* **PROBLEM**: Each line that follows should be printed again exactly as it stands.

(Stored entries)
**********

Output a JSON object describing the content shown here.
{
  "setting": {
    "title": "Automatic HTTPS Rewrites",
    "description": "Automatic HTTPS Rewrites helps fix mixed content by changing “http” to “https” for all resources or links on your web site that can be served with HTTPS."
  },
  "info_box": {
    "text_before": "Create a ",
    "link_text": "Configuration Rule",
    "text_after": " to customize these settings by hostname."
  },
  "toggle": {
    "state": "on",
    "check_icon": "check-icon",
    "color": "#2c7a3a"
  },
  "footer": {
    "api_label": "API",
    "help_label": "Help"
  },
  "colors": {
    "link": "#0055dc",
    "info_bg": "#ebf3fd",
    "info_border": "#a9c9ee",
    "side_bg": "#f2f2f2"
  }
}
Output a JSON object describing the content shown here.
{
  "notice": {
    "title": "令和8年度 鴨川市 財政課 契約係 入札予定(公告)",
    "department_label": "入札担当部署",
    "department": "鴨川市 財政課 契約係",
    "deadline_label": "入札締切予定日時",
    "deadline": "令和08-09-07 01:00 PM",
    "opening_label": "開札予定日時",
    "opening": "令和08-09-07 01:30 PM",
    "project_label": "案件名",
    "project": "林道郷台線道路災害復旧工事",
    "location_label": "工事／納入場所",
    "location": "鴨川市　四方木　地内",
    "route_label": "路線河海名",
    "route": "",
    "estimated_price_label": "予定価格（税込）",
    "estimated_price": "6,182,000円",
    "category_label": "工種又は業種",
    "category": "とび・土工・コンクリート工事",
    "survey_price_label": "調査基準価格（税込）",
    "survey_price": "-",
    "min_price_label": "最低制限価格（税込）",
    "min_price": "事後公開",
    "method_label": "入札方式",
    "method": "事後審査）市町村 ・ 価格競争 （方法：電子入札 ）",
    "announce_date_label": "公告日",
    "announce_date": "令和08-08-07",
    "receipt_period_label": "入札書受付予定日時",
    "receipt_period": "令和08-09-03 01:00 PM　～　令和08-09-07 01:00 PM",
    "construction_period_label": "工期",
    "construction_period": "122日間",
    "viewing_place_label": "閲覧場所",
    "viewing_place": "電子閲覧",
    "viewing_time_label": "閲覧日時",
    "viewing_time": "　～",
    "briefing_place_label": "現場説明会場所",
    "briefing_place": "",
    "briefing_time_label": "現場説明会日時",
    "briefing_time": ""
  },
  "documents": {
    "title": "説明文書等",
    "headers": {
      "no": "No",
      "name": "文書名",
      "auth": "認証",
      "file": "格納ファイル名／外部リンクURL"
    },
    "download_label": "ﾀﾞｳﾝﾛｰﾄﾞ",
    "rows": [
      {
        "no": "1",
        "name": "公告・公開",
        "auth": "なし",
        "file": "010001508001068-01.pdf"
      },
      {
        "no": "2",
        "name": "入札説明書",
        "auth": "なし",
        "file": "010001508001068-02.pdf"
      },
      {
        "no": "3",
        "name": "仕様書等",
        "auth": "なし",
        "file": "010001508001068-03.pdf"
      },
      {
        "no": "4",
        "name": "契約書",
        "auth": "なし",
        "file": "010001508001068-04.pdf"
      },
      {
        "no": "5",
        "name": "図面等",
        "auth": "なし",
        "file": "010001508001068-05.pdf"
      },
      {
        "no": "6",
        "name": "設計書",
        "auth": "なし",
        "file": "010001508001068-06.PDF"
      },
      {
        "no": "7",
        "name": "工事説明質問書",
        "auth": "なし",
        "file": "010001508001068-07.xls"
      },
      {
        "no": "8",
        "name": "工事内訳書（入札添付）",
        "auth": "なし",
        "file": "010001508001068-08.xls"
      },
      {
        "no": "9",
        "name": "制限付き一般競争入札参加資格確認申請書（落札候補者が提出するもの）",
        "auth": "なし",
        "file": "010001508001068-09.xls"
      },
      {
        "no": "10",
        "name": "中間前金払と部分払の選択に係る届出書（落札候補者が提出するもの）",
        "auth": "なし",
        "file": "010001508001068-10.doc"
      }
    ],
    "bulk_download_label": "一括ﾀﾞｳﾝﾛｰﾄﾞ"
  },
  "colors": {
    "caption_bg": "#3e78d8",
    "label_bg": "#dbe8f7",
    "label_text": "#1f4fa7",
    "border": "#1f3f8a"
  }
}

**********

* **SOLUTION FOR THIS PROBLEM**:
Output a JSON object describing the content shown here.
{
  "setting": {
    "title": "Automatic HTTPS Rewrites",
    "description": "Automatic HTTPS Rewrites helps fix mixed content by changing “http” to “https” for all resources or links on your web site that can be served with HTTPS."
  },
  "info_box": {
    "text_before": "Create a ",
    "link_text": "Configuration Rule",
    "text_after": " to customize these settings by hostname."
  },
  "toggle": {
    "state": "on",
    "check_icon": "check-icon",
    "color": "#2c7a3a"
  },
  "footer": {
    "api_label": "API",
    "help_label": "Help"
  },
  "colors": {
    "link": "#0055dc",
    "info_bg": "#ebf3fd",
    "info_border": "#a9c9ee",
    "side_bg": "#f2f2f2"
  }
}
Output a JSON object describing the content shown here.
{
  "notice": {
    "title": "令和8年度 鴨川市 財政課 契約係 入札予定(公告)",
    "department_label": "入札担当部署",
    "department": "鴨川市 財政課 契約係",
    "deadline_label": "入札締切予定日時",
    "deadline": "令和08-09-07 01:00 PM",
    "opening_label": "開札予定日時",
    "opening": "令和08-09-07 01:30 PM",
    "project_label": "案件名",
    "project": "林道郷台線道路災害復旧工事",
    "location_label": "工事／納入場所",
    "location": "鴨川市　四方木　地内",
    "route_label": "路線河海名",
    "route": "",
    "estimated_price_label": "予定価格（税込）",
    "estimated_price": "6,182,000円",
    "category_label": "工種又は業種",
    "category": "とび・土工・コンクリート工事",
    "survey_price_label": "調査基準価格（税込）",
    "survey_price": "-",
    "min_price_label": "最低制限価格（税込）",
    "min_price": "事後公開",
    "method_label": "入札方式",
    "method": "事後審査）市町村 ・ 価格競争 （方法：電子入札 ）",
    "announce_date_label": "公告日",
    "announce_date": "令和08-08-07",
    "receipt_period_label": "入札書受付予定日時",
    "receipt_period": "令和08-09-03 01:00 PM　～　令和08-09-07 01:00 PM",
    "construction_period_label": "工期",
    "construction_period": "122日間",
    "viewing_place_label": "閲覧場所",
    "viewing_place": "電子閲覧",
    "viewing_time_label": "閲覧日時",
    "viewing_time": "　～",
    "briefing_place_label": "現場説明会場所",
    "briefing_place": "",
    "briefing_time_label": "現場説明会日時",
    "briefing_time": ""
  },
  "documents": {
    "title": "説明文書等",
    "headers": {
      "no": "No",
      "name": "文書名",
      "auth": "認証",
      "file": "格納ファイル名／外部リンクURL"
    },
    "download_label": "ﾀﾞｳﾝﾛｰﾄﾞ",
    "rows": [
      {
        "no": "1",
        "name": "公告・公開",
        "auth": "なし",
        "file": "010001508001068-01.pdf"
      },
      {
        "no": "2",
        "name": "入札説明書",
        "auth": "なし",
        "file": "010001508001068-02.pdf"
      },
      {
        "no": "3",
        "name": "仕様書等",
        "auth": "なし",
        "file": "010001508001068-03.pdf"
      },
      {
        "no": "4",
        "name": "契約書",
        "auth": "なし",
        "file": "010001508001068-04.pdf"
      },
      {
        "no": "5",
        "name": "図面等",
        "auth": "なし",
        "file": "010001508001068-05.pdf"
      },
      {
        "no": "6",
        "name": "設計書",
        "auth": "なし",
        "file": "010001508001068-06.PDF"
      },
      {
        "no": "7",
        "name": "工事説明質問書",
        "auth": "なし",
        "file": "010001508001068-07.xls"
      },
      {
        "no": "8",
        "name": "工事内訳書（入札添付）",
        "auth": "なし",
        "file": "010001508001068-08.xls"
      },
      {
        "no": "9",
        "name": "制限付き一般競争入札参加資格確認申請書（落札候補者が提出するもの）",
        "auth": "なし",
        "file": "010001508001068-09.xls"
      },
      {
        "no": "10",
        "name": "中間前金払と部分払の選択に係る届出書（落札候補者が提出するもの）",
        "auth": "なし",
        "file": "010001508001068-10.doc"
      }
    ],
    "bulk_download_label": "一括ﾀﾞｳﾝﾛｰﾄﾞ"
  },
  "colors": {
    "caption_bg": "#3e78d8",
    "label_bg": "#dbe8f7",
    "label_text": "#1f4fa7",
    "border": "#1f3f8a"
  }
}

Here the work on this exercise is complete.